--- BEGIN Records supplied ---
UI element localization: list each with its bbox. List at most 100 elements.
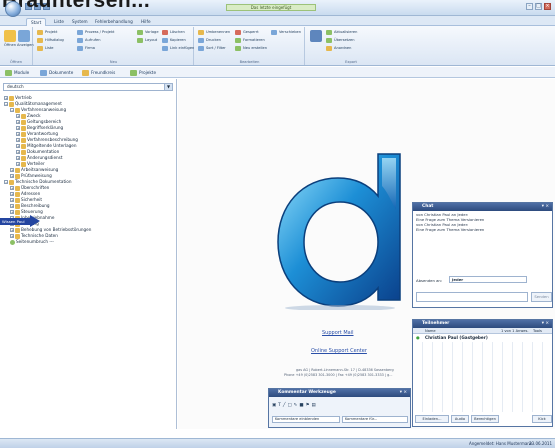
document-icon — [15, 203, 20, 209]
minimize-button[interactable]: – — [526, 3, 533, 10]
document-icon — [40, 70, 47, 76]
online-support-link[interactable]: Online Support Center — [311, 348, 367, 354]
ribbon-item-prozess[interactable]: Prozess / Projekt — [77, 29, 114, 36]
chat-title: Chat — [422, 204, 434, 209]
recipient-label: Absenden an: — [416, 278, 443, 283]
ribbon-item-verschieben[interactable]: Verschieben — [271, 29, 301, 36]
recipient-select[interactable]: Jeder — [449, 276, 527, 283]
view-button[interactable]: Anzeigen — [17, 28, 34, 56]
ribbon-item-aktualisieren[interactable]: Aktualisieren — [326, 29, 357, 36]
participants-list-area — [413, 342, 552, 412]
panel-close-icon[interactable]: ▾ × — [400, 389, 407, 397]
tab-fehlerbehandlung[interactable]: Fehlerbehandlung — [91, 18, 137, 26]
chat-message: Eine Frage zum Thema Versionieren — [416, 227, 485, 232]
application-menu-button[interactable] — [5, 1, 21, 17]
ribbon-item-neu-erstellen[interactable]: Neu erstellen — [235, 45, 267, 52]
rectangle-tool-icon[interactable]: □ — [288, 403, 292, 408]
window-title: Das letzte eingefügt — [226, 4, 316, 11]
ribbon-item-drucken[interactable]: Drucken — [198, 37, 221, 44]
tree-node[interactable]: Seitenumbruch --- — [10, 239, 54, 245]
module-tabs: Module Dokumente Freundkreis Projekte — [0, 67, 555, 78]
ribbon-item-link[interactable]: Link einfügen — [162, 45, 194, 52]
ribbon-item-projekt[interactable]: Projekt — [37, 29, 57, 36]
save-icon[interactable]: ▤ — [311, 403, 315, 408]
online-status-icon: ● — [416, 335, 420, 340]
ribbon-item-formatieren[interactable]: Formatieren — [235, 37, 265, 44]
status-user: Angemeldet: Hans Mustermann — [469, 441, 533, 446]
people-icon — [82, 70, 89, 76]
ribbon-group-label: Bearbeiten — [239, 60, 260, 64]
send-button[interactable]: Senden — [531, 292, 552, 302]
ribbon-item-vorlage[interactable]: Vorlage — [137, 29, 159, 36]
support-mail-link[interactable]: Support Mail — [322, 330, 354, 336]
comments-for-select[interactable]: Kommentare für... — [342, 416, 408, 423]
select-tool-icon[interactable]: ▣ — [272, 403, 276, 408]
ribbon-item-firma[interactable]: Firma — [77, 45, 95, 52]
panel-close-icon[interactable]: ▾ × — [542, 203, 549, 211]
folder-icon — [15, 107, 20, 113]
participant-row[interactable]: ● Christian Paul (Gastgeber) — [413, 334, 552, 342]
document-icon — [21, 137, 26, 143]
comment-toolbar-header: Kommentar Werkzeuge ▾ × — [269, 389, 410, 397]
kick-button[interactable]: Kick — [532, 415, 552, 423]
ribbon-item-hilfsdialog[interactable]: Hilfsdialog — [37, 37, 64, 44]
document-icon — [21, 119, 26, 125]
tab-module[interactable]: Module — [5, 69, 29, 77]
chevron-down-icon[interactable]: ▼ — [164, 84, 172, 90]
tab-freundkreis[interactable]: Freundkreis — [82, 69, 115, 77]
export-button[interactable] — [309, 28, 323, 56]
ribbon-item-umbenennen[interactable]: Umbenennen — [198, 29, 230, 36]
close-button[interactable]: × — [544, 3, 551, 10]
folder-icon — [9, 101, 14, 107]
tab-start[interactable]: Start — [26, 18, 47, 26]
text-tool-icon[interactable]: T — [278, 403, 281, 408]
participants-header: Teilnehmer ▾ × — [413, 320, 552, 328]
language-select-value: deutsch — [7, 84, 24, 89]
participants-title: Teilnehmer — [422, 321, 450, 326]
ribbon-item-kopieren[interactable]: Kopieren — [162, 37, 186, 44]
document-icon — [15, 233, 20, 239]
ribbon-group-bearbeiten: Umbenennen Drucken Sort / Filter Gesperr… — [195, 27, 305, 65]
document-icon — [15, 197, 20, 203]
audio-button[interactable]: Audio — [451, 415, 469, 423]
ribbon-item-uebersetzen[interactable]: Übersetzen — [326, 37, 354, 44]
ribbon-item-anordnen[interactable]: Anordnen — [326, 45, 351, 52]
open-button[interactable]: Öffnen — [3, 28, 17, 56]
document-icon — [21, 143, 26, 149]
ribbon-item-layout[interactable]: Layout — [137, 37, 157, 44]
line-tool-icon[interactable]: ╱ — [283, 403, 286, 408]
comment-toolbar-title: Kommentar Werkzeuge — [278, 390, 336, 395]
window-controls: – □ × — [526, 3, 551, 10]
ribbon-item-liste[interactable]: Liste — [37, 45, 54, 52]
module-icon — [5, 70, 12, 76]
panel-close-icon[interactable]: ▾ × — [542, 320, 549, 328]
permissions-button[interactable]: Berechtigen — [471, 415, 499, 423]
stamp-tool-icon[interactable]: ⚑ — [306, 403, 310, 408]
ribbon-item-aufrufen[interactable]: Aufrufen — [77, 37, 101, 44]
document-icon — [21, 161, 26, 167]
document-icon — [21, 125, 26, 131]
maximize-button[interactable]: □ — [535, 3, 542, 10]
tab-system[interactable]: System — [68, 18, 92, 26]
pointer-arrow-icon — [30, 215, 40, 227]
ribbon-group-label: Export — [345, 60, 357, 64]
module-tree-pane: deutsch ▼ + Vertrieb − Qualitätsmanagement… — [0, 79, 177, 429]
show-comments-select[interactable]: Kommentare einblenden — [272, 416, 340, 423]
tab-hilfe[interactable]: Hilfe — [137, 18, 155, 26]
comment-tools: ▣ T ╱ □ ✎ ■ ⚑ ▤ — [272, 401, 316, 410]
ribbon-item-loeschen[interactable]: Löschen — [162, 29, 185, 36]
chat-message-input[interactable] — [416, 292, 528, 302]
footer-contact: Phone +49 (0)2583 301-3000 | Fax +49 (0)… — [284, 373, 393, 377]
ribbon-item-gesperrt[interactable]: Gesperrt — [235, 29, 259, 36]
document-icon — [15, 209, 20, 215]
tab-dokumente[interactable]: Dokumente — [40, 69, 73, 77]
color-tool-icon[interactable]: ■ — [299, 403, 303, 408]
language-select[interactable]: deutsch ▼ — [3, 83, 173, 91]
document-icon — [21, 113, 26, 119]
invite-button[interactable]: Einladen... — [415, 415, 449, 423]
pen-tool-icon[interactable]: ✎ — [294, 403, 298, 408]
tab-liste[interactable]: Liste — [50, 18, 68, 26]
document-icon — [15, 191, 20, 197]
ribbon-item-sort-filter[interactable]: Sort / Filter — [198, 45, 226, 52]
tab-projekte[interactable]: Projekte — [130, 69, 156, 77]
--- END Records supplied ---
Your goal: Copy out the listing verbatim from the line containing "document-icon — [15, 203, 20, 209]" through the line containing "ribbon-item-vorlage[interactable]: Vorlage —", with both of those lines included.

Written answer:
document-icon — [15, 203, 20, 209]
minimize-button[interactable]: – — [526, 3, 533, 10]
document-icon — [40, 70, 47, 76]
online-support-link[interactable]: Online Support Center — [311, 348, 367, 354]
ribbon-item-prozess[interactable]: Prozess / Projekt — [77, 29, 114, 36]
chat-title: Chat — [422, 204, 434, 209]
recipient-label: Absenden an: — [416, 278, 443, 283]
ribbon-item-verschieben[interactable]: Verschieben — [271, 29, 301, 36]
recipient-select[interactable]: Jeder — [449, 276, 527, 283]
view-button[interactable]: Anzeigen — [17, 28, 34, 56]
ribbon-item-aktualisieren[interactable]: Aktualisieren — [326, 29, 357, 36]
participants-list-area — [413, 342, 552, 412]
panel-close-icon[interactable]: ▾ × — [400, 389, 407, 397]
tab-fehlerbehandlung[interactable]: Fehlerbehandlung — [91, 18, 137, 26]
chat-message: Eine Frage zum Thema Versionieren — [416, 227, 485, 232]
application-menu-button[interactable] — [5, 1, 21, 17]
ribbon-item-neu-erstellen[interactable]: Neu erstellen — [235, 45, 267, 52]
rectangle-tool-icon[interactable]: □ — [288, 403, 292, 408]
window-title: Das letzte eingefügt — [226, 4, 316, 11]
ribbon-item-drucken[interactable]: Drucken — [198, 37, 221, 44]
tree-node[interactable]: Seitenumbruch --- — [10, 239, 54, 245]
module-tabs: Module Dokumente Freundkreis Projekte — [0, 67, 555, 78]
ribbon-item-link[interactable]: Link einfügen — [162, 45, 194, 52]
ribbon-item-projekt[interactable]: Projekt — [37, 29, 57, 36]
save-icon[interactable]: ▤ — [311, 403, 315, 408]
online-status-icon: ● — [416, 335, 420, 340]
ribbon-item-formatieren[interactable]: Formatieren — [235, 37, 265, 44]
status-user: Angemeldet: Hans Mustermann — [469, 441, 533, 446]
people-icon — [82, 70, 89, 76]
ribbon-group-label: Bearbeiten — [239, 60, 260, 64]
send-button[interactable]: Senden — [531, 292, 552, 302]
ribbon-item-vorlage[interactable]: Vorlage — [137, 29, 159, 36]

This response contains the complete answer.